DATA TO PROCESS:
╔══

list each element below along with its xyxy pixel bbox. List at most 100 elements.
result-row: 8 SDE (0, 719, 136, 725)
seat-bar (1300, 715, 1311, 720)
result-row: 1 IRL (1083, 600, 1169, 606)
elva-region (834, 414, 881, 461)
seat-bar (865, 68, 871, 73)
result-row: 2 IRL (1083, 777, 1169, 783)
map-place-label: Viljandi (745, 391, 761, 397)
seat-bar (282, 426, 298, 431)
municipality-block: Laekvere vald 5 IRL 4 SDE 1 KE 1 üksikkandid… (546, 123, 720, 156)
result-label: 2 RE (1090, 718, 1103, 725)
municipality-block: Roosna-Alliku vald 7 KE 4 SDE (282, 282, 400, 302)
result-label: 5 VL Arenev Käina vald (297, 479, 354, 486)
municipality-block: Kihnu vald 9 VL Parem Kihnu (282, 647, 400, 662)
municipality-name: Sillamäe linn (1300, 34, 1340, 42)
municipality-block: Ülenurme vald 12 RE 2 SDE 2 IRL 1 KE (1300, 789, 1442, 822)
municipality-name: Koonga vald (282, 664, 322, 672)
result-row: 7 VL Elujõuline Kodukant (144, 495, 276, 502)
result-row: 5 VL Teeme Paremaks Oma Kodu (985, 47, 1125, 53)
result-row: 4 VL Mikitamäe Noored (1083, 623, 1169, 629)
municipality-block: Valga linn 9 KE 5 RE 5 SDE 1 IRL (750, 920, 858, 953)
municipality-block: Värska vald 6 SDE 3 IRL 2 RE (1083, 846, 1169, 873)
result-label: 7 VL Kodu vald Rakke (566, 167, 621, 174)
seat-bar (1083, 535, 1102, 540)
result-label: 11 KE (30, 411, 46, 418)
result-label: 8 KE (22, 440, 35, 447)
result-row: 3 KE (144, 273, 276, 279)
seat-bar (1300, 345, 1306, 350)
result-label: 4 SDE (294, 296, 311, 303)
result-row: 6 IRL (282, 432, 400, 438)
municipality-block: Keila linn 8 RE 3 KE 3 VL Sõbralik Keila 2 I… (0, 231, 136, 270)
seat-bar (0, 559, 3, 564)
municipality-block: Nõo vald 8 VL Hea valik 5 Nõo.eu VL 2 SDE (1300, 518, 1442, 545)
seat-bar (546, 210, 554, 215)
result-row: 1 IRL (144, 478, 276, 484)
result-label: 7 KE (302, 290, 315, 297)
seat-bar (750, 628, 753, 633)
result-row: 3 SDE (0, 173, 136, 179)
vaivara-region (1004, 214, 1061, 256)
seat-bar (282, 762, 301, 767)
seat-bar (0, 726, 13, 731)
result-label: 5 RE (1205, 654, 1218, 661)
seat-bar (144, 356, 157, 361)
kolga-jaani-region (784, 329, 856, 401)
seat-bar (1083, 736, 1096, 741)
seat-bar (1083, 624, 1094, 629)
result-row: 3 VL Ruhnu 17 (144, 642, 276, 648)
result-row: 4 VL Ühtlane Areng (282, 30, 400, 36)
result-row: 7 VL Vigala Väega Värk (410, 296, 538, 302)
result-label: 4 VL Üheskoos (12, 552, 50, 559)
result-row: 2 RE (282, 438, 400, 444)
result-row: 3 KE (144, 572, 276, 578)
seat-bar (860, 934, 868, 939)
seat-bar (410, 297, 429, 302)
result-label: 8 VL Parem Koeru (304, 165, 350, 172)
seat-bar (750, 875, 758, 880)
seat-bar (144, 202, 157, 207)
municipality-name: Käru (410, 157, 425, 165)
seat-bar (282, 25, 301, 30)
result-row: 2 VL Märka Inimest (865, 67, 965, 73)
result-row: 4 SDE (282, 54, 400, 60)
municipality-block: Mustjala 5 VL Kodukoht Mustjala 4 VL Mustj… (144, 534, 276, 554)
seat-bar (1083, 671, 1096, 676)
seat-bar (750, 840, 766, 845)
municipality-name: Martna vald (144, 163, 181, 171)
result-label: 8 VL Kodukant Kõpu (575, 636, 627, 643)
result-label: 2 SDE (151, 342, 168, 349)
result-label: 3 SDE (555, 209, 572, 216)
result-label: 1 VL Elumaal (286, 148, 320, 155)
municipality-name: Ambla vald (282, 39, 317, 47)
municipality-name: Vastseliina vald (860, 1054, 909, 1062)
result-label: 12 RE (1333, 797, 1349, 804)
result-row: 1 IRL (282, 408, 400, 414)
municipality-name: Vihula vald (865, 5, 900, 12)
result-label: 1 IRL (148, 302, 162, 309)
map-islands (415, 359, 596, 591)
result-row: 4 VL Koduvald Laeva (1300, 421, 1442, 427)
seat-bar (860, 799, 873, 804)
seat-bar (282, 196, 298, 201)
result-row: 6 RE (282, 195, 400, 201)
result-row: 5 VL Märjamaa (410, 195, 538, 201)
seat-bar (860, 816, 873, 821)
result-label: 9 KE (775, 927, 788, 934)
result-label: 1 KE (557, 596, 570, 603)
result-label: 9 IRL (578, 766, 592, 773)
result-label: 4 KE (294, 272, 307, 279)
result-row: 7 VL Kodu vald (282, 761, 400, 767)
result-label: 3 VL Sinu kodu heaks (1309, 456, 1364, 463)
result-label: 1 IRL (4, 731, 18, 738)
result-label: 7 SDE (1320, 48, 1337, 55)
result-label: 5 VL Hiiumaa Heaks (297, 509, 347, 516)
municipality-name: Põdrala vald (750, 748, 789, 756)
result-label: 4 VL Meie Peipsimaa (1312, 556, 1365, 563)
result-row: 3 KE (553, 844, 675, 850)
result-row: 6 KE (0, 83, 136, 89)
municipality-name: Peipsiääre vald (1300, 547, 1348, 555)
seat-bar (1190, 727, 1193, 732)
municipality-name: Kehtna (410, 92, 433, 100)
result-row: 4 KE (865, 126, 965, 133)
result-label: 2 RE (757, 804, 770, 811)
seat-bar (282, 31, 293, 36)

╚══

Recast every line of the records above as a Markdown table with the columns Row and Line Text, numbering the rows and leaving out blank lines.

| Row | Line Text |
|---|---|
| 1 | list each element below along with its xyxy pixel bbox. List at most 100 elements. |
| 2 | result-row: 8 SDE (0, 719, 136, 725) |
| 3 | seat-bar (1300, 715, 1311, 720) |
| 4 | result-row: 1 IRL (1083, 600, 1169, 606) |
| 5 | elva-region (834, 414, 881, 461) |
| 6 | seat-bar (865, 68, 871, 73) |
| 7 | result-row: 2 IRL (1083, 777, 1169, 783) |
| 8 | map-place-label: Viljandi (745, 391, 761, 397) |
| 9 | seat-bar (282, 426, 298, 431) |
| 10 | municipality-block: Laekvere vald 5 IRL 4 SDE 1 KE 1 üksikkandid… (546, 123, 720, 156) |
| 11 | result-label: 2 RE (1090, 718, 1103, 725) |
| 12 | municipality-block: Roosna-Alliku vald 7 KE 4 SDE (282, 282, 400, 302) |
| 13 | result-label: 5 VL Arenev Käina vald (297, 479, 354, 486) |
| 14 | municipality-block: Kihnu vald 9 VL Parem Kihnu (282, 647, 400, 662) |
| 15 | municipality-name: Sillamäe linn (1300, 34, 1340, 42) |
| 16 | municipality-block: Ülenurme vald 12 RE 2 SDE 2 IRL 1 KE (1300, 789, 1442, 822) |
| 17 | municipality-name: Koonga vald (282, 664, 322, 672) |
| 18 | result-row: 7 VL Elujõuline Kodukant (144, 495, 276, 502) |
| 19 | result-row: 5 VL Teeme Paremaks Oma Kodu (985, 47, 1125, 53) |
| 20 | result-row: 4 VL Mikitamäe Noored (1083, 623, 1169, 629) |
| 21 | municipality-block: Valga linn 9 KE 5 RE 5 SDE 1 IRL (750, 920, 858, 953) |
| 22 | municipality-block: Värska vald 6 SDE 3 IRL 2 RE (1083, 846, 1169, 873) |
| 23 | result-label: 7 VL Kodu vald Rakke (566, 167, 621, 174) |
| 24 | seat-bar (1083, 535, 1102, 540) |
| 25 | result-label: 11 KE (30, 411, 46, 418) |
| 26 | result-label: 8 KE (22, 440, 35, 447) |
| 27 | result-row: 3 KE (144, 273, 276, 279) |
| 28 | seat-bar (1300, 345, 1306, 350) |
| 29 | result-label: 4 SDE (294, 296, 311, 303) |
| 30 | result-row: 6 IRL (282, 432, 400, 438) |
| 31 | municipality-block: Keila linn 8 RE 3 KE 3 VL Sõbralik Keila 2 I… (0, 231, 136, 270) |
| 32 | seat-bar (0, 559, 3, 564) |
| 33 | municipality-block: Nõo vald 8 VL Hea valik 5 Nõo.eu VL 2 SDE (1300, 518, 1442, 545) |
| 34 | seat-bar (546, 210, 554, 215) |
| 35 | result-row: 1 IRL (144, 478, 276, 484) |
| 36 | result-label: 7 KE (302, 290, 315, 297) |
| 37 | seat-bar (750, 628, 753, 633) |
| 38 | result-row: 3 SDE (0, 173, 136, 179) |
| 39 | vaivara-region (1004, 214, 1061, 256) |
| 40 | seat-bar (282, 762, 301, 767) |
| 41 | seat-bar (0, 726, 13, 731) |
| 42 | result-label: 5 RE (1205, 654, 1218, 661) |
| 43 | seat-bar (144, 356, 157, 361) |
| 44 | kolga-jaani-region (784, 329, 856, 401) |
| 45 | seat-bar (1083, 736, 1096, 741) |
| 46 | seat-bar (1083, 624, 1094, 629) |
| 47 | result-row: 3 VL Ruhnu 17 (144, 642, 276, 648) |
| 48 | result-row: 4 VL Ühtlane Areng (282, 30, 400, 36) |
| 49 | result-row: 7 VL Vigala Väega Värk (410, 296, 538, 302) |
| 50 | result-label: 4 VL Üheskoos (12, 552, 50, 559) |
| 51 | result-row: 2 RE (282, 438, 400, 444) |
| 52 | result-row: 3 KE (144, 572, 276, 578) |
| 53 | seat-bar (860, 934, 868, 939) |
| 54 | seat-bar (410, 297, 429, 302) |
| 55 | result-label: 8 VL Parem Koeru (304, 165, 350, 172) |
| 56 | seat-bar (750, 875, 758, 880) |
| 57 | seat-bar (144, 202, 157, 207) |
| 58 | municipality-name: Käru (410, 157, 425, 165) |
| 59 | seat-bar (282, 25, 301, 30) |
| 60 | result-row: 2 VL Märka Inimest (865, 67, 965, 73) |
| 61 | result-row: 4 SDE (282, 54, 400, 60) |
| 62 | municipality-block: Mustjala 5 VL Kodukoht Mustjala 4 VL Mustj… (144, 534, 276, 554) |
| 63 | seat-bar (1083, 671, 1096, 676) |
| 64 | seat-bar (750, 840, 766, 845) |
| 65 | municipality-name: Martna vald (144, 163, 181, 171) |
| 66 | result-label: 8 VL Kodukant Kõpu (575, 636, 627, 643) |
| 67 | result-label: 2 SDE (151, 342, 168, 349) |
| 68 | result-label: 3 SDE (555, 209, 572, 216) |
| 69 | result-label: 1 VL Elumaal (286, 148, 320, 155) |
| 70 | municipality-name: Ambla vald (282, 39, 317, 47) |
| 71 | municipality-name: Vastseliina vald (860, 1054, 909, 1062) |
| 72 | result-label: 12 RE (1333, 797, 1349, 804) |
| 73 | result-row: 1 IRL (282, 408, 400, 414) |
| 74 | municipality-name: Vihula vald (865, 5, 900, 12) |
| 75 | result-label: 1 IRL (148, 302, 162, 309) |
| 76 | map-islands (415, 359, 596, 591) |
| 77 | result-row: 4 VL Koduvald Laeva (1300, 421, 1442, 427) |
| 78 | seat-bar (860, 799, 873, 804) |
| 79 | seat-bar (282, 196, 298, 201) |
| 80 | result-row: 6 RE (282, 195, 400, 201) |
| 81 | result-row: 5 VL Märjamaa (410, 195, 538, 201) |
| 82 | seat-bar (860, 816, 873, 821) |
| 83 | result-label: 9 KE (775, 927, 788, 934) |
| 84 | result-label: 1 KE (557, 596, 570, 603) |
| 85 | result-label: 9 IRL (578, 766, 592, 773) |
| 86 | result-label: 4 KE (294, 272, 307, 279) |
| 87 | result-row: 7 VL Kodu vald (282, 761, 400, 767) |
| 88 | result-label: 3 VL Sinu kodu heaks (1309, 456, 1364, 463) |
| 89 | result-label: 1 IRL (4, 731, 18, 738) |
| 90 | result-label: 7 SDE (1320, 48, 1337, 55) |
| 91 | result-label: 5 VL Hiiumaa Heaks (297, 509, 347, 516) |
| 92 | municipality-name: Põdrala vald (750, 748, 789, 756) |
| 93 | result-label: 4 VL Meie Peipsimaa (1312, 556, 1365, 563) |
| 94 | result-row: 3 KE (553, 844, 675, 850) |
| 95 | result-row: 6 KE (0, 83, 136, 89) |
| 96 | municipality-name: Peipsiääre vald (1300, 547, 1348, 555) |
| 97 | seat-bar (1190, 727, 1193, 732) |
| 98 | municipality-name: Kehtna (410, 92, 433, 100) |
| 99 | result-row: 4 KE (865, 126, 965, 133) |
| 100 | result-label: 2 RE (757, 804, 770, 811) |
| 101 | seat-bar (282, 31, 293, 36) |